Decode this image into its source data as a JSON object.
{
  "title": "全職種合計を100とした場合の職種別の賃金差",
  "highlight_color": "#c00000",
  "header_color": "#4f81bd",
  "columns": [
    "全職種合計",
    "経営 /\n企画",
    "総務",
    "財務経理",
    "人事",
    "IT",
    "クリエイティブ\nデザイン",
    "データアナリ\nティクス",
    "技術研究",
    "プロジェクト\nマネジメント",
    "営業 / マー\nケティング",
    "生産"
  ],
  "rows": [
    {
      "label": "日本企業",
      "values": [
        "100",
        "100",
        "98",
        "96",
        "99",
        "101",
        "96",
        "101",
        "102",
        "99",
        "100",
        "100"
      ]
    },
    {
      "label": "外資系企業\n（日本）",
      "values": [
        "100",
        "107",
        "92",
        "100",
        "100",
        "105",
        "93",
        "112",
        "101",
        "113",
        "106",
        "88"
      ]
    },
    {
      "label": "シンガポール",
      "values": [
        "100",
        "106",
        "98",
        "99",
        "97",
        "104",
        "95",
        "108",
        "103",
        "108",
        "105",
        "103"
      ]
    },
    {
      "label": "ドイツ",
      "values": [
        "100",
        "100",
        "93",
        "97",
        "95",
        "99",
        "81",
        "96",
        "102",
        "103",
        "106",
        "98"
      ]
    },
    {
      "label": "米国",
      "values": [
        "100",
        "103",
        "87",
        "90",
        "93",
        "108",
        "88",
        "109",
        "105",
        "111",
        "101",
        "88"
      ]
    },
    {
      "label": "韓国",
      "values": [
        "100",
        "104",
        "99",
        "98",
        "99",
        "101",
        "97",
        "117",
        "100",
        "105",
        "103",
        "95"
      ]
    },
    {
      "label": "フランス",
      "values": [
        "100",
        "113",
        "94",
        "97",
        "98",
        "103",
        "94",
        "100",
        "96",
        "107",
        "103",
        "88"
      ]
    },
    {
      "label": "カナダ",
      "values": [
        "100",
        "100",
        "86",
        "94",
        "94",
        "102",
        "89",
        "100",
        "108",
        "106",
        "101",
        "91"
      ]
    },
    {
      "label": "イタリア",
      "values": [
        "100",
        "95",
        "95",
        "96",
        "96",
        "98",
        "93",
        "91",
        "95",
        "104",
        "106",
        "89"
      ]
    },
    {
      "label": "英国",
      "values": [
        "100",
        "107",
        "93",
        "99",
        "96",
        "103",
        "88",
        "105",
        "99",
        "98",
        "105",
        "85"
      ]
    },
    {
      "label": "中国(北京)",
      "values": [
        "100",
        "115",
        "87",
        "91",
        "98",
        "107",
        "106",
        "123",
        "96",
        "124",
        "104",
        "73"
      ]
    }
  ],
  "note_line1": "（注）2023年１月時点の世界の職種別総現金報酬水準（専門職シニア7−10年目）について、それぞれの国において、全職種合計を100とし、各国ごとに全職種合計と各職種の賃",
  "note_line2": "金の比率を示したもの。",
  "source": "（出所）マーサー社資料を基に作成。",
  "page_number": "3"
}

· · · · ·

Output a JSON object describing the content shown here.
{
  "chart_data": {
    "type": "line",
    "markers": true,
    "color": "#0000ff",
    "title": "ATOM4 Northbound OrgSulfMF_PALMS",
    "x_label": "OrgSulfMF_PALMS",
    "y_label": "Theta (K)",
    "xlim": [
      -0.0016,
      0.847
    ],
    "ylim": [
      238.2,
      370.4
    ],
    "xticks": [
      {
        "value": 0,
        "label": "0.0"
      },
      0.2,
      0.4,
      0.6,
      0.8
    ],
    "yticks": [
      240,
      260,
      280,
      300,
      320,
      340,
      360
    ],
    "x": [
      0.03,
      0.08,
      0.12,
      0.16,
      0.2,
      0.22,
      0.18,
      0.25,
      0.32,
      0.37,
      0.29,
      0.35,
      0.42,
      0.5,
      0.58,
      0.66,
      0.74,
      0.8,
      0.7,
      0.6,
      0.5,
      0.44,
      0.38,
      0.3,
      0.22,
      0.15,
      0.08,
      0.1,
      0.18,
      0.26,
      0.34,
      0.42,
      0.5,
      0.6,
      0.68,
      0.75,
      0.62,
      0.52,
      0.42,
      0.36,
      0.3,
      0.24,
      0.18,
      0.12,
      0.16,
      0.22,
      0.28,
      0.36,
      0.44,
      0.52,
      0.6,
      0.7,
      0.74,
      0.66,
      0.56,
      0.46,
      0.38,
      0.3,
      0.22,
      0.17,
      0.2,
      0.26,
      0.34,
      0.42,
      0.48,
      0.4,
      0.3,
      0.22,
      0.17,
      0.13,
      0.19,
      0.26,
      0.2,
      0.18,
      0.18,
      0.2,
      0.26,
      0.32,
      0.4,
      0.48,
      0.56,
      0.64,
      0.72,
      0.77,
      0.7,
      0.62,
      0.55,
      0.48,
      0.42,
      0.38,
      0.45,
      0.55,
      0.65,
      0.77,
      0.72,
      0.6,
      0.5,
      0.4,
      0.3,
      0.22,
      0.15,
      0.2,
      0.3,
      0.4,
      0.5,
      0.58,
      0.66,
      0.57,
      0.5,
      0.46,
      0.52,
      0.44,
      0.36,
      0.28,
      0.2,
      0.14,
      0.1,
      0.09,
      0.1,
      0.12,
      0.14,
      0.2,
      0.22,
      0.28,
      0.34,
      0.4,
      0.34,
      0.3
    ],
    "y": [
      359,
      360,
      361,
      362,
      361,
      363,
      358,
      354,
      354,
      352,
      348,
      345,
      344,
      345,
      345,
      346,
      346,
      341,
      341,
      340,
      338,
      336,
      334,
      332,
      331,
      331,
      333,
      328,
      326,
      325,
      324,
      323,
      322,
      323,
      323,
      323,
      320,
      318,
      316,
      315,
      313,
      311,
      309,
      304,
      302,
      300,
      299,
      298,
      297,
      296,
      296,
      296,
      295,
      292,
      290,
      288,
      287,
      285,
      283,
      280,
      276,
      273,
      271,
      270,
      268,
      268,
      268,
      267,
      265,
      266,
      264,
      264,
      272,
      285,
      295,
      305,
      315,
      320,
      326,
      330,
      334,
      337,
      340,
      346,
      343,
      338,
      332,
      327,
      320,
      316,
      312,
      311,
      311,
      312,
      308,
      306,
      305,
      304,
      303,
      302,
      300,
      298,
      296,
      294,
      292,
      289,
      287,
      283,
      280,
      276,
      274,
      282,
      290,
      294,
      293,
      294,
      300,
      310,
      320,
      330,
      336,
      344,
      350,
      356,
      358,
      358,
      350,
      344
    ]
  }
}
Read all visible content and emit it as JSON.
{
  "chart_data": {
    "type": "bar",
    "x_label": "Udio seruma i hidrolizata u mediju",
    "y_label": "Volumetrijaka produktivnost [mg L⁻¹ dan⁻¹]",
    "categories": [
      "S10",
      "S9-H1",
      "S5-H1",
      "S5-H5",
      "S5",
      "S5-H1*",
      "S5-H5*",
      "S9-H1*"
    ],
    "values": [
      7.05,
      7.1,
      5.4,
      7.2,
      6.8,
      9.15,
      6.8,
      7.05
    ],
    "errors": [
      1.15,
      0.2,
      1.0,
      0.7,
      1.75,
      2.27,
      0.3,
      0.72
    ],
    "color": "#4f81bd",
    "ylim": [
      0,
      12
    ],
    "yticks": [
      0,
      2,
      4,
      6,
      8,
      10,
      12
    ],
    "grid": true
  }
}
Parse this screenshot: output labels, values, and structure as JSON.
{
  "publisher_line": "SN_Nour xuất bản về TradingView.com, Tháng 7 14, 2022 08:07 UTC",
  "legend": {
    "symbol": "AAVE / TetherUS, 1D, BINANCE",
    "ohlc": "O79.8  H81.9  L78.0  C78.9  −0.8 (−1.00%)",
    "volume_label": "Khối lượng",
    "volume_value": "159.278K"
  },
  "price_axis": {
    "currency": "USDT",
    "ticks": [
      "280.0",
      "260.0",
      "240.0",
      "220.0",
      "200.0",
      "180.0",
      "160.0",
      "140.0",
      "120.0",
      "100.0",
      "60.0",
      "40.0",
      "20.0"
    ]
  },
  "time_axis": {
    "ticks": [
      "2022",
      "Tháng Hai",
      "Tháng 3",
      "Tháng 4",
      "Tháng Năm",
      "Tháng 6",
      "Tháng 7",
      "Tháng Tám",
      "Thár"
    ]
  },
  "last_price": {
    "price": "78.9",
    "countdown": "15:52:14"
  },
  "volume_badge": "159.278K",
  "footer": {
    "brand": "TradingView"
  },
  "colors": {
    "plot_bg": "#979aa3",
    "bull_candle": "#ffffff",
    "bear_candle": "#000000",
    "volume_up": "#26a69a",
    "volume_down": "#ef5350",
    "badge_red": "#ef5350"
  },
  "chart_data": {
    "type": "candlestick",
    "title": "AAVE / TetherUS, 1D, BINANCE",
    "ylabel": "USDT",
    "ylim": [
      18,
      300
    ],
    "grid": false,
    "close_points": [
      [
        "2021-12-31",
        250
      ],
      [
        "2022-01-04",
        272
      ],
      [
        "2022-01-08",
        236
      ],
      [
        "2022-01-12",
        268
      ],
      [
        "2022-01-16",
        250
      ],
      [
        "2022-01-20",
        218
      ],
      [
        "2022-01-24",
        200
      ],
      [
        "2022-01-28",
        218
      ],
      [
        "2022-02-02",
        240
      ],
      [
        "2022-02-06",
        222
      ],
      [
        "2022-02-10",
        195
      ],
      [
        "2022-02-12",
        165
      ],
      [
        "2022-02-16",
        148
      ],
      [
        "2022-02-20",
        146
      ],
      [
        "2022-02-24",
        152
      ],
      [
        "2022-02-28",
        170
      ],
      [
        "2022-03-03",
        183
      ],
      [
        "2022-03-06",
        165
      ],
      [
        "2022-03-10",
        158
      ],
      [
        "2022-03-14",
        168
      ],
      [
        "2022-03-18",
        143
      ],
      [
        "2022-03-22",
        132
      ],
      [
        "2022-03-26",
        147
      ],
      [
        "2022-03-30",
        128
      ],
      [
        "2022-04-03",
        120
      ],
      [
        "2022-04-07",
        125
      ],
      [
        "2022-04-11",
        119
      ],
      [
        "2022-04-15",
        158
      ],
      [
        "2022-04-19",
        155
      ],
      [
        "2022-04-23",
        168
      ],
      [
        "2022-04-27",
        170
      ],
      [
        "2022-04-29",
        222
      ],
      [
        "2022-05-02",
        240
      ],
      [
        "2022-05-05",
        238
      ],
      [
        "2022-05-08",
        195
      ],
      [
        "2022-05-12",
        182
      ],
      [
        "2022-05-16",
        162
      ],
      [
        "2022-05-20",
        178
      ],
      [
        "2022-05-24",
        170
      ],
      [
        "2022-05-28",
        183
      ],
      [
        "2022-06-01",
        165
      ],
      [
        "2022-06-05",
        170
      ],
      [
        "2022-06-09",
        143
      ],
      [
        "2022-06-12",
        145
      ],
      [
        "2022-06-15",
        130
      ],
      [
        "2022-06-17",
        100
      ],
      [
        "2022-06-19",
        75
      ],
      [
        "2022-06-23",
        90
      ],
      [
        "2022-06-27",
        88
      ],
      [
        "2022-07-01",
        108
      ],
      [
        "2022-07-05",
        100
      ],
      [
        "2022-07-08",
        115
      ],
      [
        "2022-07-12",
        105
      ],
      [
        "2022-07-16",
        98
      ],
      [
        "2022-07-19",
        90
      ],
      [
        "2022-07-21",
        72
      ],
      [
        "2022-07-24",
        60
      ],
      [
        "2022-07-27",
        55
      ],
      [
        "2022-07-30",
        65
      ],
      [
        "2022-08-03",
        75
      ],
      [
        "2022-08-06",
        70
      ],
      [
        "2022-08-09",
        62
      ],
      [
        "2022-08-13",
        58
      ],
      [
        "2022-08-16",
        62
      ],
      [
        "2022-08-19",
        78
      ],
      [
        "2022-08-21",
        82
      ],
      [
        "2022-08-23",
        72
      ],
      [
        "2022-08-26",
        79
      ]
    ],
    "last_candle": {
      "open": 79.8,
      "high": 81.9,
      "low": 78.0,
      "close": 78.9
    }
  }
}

· · · · ·

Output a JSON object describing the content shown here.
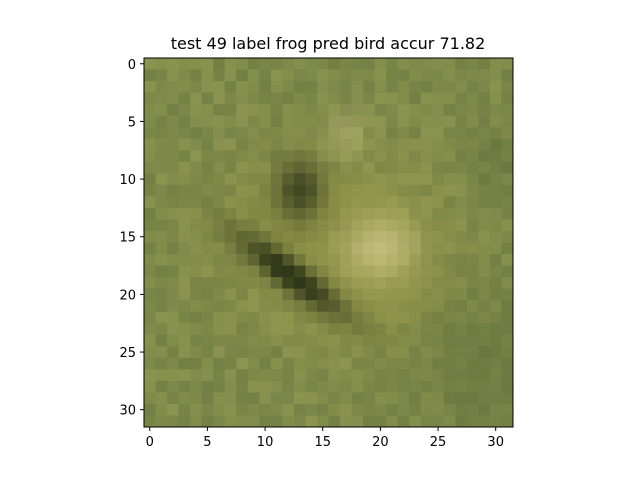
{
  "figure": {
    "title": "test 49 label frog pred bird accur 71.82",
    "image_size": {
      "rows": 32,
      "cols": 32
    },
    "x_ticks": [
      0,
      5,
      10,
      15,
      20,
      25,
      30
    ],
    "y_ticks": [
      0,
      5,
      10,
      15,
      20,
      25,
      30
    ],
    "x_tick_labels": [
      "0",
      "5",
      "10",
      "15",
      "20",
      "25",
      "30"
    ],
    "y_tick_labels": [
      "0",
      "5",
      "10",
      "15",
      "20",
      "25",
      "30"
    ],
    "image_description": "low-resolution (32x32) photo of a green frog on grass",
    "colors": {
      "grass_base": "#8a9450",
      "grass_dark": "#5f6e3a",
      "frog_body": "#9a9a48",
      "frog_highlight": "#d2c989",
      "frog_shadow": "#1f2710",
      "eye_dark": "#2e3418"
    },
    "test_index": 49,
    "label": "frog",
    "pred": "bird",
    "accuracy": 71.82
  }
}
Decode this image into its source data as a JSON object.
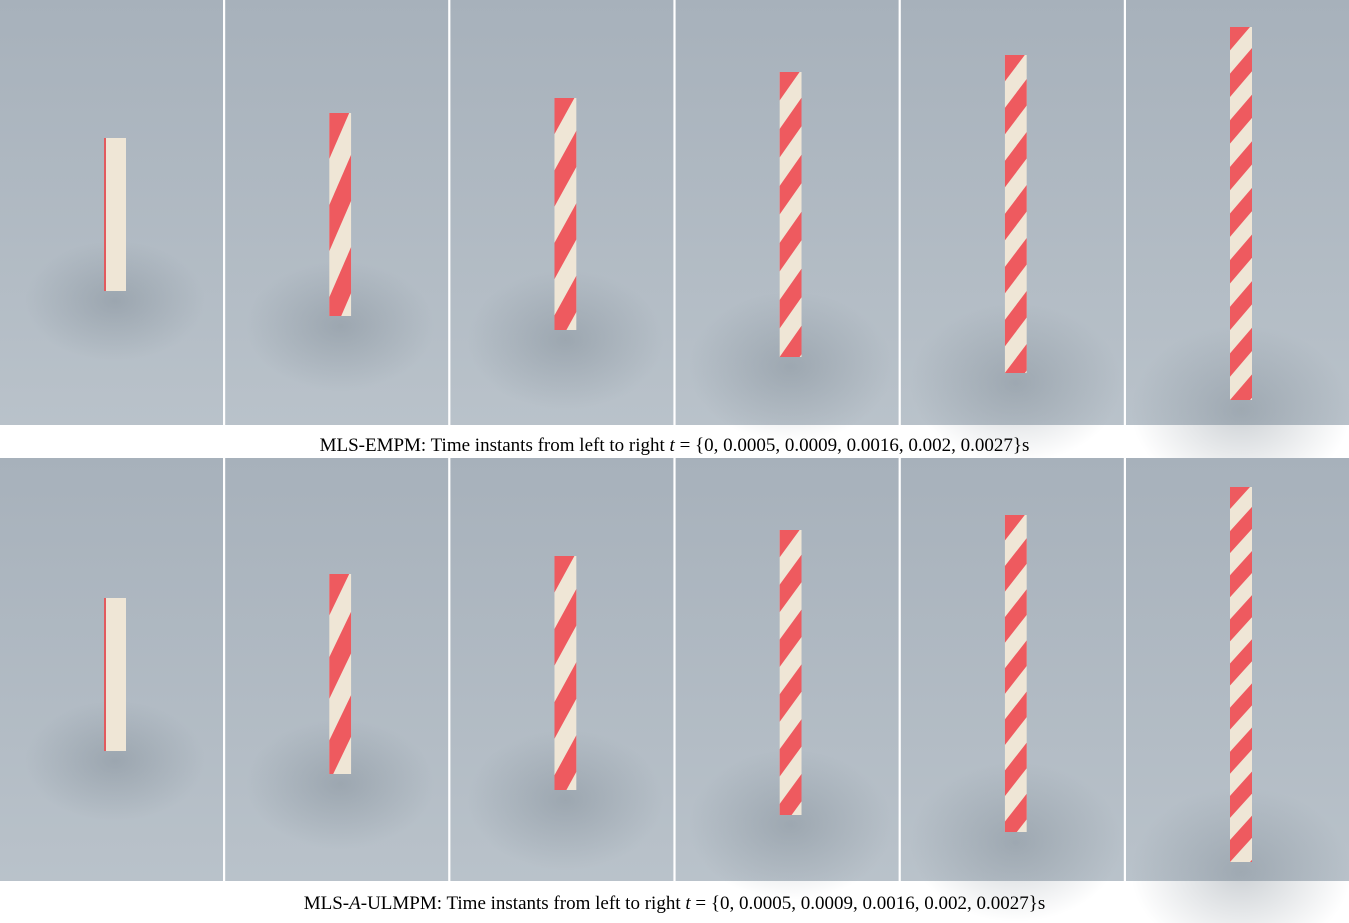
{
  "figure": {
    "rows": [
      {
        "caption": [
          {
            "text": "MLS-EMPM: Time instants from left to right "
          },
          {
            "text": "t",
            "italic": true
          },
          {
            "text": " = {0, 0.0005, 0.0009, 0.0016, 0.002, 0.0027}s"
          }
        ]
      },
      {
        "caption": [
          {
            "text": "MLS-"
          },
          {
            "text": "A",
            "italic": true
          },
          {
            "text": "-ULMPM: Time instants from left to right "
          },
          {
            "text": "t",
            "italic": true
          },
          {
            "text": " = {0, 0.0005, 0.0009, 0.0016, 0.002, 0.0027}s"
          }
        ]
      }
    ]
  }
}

· · · · ·

## Work to complete
Wherever the word "TetherUS" occurs in a line of the listing, copy that line.

## Correct output
    "symbol": "AAVE / TetherUS, 1D, BINANCE",
    "title": "AAVE / TetherUS, 1D, BINANCE",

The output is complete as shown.